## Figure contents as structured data
────────────────

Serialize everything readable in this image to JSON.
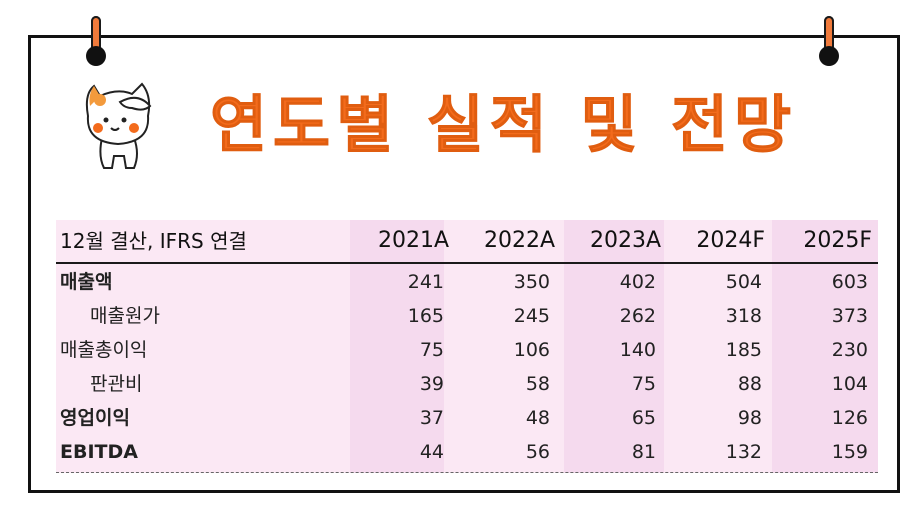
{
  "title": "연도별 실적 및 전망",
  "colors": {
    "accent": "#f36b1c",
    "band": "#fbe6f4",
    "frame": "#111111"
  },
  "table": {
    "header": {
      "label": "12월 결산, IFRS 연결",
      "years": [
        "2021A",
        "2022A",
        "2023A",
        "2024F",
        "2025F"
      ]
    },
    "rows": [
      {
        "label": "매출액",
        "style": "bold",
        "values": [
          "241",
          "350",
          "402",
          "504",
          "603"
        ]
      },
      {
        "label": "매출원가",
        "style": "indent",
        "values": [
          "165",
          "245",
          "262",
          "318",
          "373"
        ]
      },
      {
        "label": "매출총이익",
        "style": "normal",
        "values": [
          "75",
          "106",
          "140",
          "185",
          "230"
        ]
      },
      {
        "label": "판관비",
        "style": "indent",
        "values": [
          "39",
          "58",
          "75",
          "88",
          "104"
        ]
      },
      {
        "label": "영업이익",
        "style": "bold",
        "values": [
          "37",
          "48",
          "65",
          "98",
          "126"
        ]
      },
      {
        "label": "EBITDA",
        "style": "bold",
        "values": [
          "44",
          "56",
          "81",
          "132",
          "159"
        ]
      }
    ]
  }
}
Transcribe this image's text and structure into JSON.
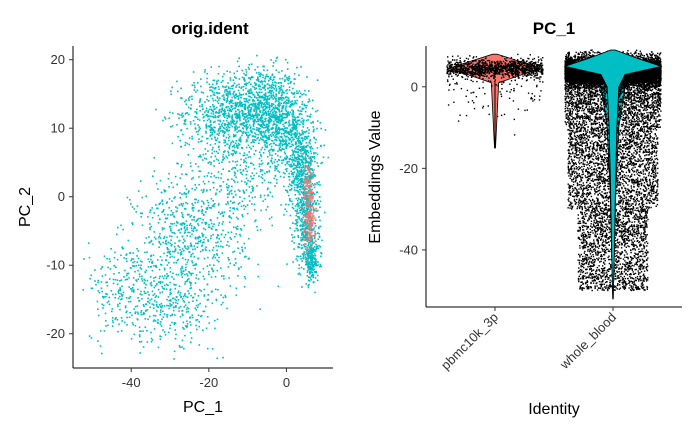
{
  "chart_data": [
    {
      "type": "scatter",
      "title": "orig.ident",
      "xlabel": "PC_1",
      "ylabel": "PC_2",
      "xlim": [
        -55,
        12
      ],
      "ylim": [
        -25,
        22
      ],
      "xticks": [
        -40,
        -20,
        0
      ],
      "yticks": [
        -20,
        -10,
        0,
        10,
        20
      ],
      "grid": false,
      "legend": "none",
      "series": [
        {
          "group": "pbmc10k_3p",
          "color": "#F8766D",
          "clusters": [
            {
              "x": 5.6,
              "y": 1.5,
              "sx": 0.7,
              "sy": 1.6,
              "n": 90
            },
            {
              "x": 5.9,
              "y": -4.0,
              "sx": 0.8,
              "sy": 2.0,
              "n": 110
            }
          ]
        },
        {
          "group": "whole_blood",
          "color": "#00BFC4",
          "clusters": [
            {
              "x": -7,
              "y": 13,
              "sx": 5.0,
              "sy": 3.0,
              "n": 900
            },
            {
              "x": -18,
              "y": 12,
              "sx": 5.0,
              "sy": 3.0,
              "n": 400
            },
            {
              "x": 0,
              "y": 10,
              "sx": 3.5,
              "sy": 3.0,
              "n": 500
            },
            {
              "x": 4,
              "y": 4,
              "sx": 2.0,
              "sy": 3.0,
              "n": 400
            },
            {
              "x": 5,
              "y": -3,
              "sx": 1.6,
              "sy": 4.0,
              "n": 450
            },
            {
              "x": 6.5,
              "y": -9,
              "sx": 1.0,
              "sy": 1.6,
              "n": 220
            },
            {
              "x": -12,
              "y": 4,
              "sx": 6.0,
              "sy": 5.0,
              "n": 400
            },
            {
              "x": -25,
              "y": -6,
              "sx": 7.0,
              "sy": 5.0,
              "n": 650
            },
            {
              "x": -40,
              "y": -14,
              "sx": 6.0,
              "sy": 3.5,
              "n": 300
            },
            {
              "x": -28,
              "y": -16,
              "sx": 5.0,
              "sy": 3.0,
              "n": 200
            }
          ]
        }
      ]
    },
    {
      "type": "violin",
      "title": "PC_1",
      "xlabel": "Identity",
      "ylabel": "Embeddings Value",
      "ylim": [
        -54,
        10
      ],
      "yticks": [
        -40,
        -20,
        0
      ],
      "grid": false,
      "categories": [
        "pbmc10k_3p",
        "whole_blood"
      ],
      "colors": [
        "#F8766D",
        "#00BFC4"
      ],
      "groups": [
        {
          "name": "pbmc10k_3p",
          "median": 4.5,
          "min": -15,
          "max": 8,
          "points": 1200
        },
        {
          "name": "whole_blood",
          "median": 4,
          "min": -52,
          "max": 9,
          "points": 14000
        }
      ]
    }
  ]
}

────────────────

Reproduce every line exactly and omit all pictures.

Serialize everything readable in this image to JSON.
{
  "title": "연도별 실적 및 전망",
  "colors": {
    "accent": "#f36b1c",
    "band": "#fbe6f4",
    "frame": "#111111"
  },
  "table": {
    "header": {
      "label": "12월 결산, IFRS 연결",
      "years": [
        "2021A",
        "2022A",
        "2023A",
        "2024F",
        "2025F"
      ]
    },
    "rows": [
      {
        "label": "매출액",
        "style": "bold",
        "values": [
          "241",
          "350",
          "402",
          "504",
          "603"
        ]
      },
      {
        "label": "매출원가",
        "style": "indent",
        "values": [
          "165",
          "245",
          "262",
          "318",
          "373"
        ]
      },
      {
        "label": "매출총이익",
        "style": "normal",
        "values": [
          "75",
          "106",
          "140",
          "185",
          "230"
        ]
      },
      {
        "label": "판관비",
        "style": "indent",
        "values": [
          "39",
          "58",
          "75",
          "88",
          "104"
        ]
      },
      {
        "label": "영업이익",
        "style": "bold",
        "values": [
          "37",
          "48",
          "65",
          "98",
          "126"
        ]
      },
      {
        "label": "EBITDA",
        "style": "bold",
        "values": [
          "44",
          "56",
          "81",
          "132",
          "159"
        ]
      }
    ]
  }
}
Transcribe this image's text and structure into JSON.
{
  "chart_data": [
    {
      "type": "scatter",
      "title": "orig.ident",
      "xlabel": "PC_1",
      "ylabel": "PC_2",
      "xlim": [
        -55,
        12
      ],
      "ylim": [
        -25,
        22
      ],
      "xticks": [
        -40,
        -20,
        0
      ],
      "yticks": [
        -20,
        -10,
        0,
        10,
        20
      ],
      "grid": false,
      "legend": "none",
      "series": [
        {
          "group": "pbmc10k_3p",
          "color": "#F8766D",
          "clusters": [
            {
              "x": 5.6,
              "y": 1.5,
              "sx": 0.7,
              "sy": 1.6,
              "n": 90
            },
            {
              "x": 5.9,
              "y": -4.0,
              "sx": 0.8,
              "sy": 2.0,
              "n": 110
            }
          ]
        },
        {
          "group": "whole_blood",
          "color": "#00BFC4",
          "clusters": [
            {
              "x": -7,
              "y": 13,
              "sx": 5.0,
              "sy": 3.0,
              "n": 900
            },
            {
              "x": -18,
              "y": 12,
              "sx": 5.0,
              "sy": 3.0,
              "n": 400
            },
            {
              "x": 0,
              "y": 10,
              "sx": 3.5,
              "sy": 3.0,
              "n": 500
            },
            {
              "x": 4,
              "y": 4,
              "sx": 2.0,
              "sy": 3.0,
              "n": 400
            },
            {
              "x": 5,
              "y": -3,
              "sx": 1.6,
              "sy": 4.0,
              "n": 450
            },
            {
              "x": 6.5,
              "y": -9,
              "sx": 1.0,
              "sy": 1.6,
              "n": 220
            },
            {
              "x": -12,
              "y": 4,
              "sx": 6.0,
              "sy": 5.0,
              "n": 400
            },
            {
              "x": -25,
              "y": -6,
              "sx": 7.0,
              "sy": 5.0,
              "n": 650
            },
            {
              "x": -40,
              "y": -14,
              "sx": 6.0,
              "sy": 3.5,
              "n": 300
            },
            {
              "x": -28,
              "y": -16,
              "sx": 5.0,
              "sy": 3.0,
              "n": 200
            }
          ]
        }
      ]
    },
    {
      "type": "violin",
      "title": "PC_1",
      "xlabel": "Identity",
      "ylabel": "Embeddings Value",
      "ylim": [
        -54,
        10
      ],
      "yticks": [
        -40,
        -20,
        0
      ],
      "grid": false,
      "categories": [
        "pbmc10k_3p",
        "whole_blood"
      ],
      "colors": [
        "#F8766D",
        "#00BFC4"
      ],
      "groups": [
        {
          "name": "pbmc10k_3p",
          "median": 4.5,
          "min": -15,
          "max": 8,
          "points": 1200
        },
        {
          "name": "whole_blood",
          "median": 4,
          "min": -52,
          "max": 9,
          "points": 14000
        }
      ]
    }
  ]
}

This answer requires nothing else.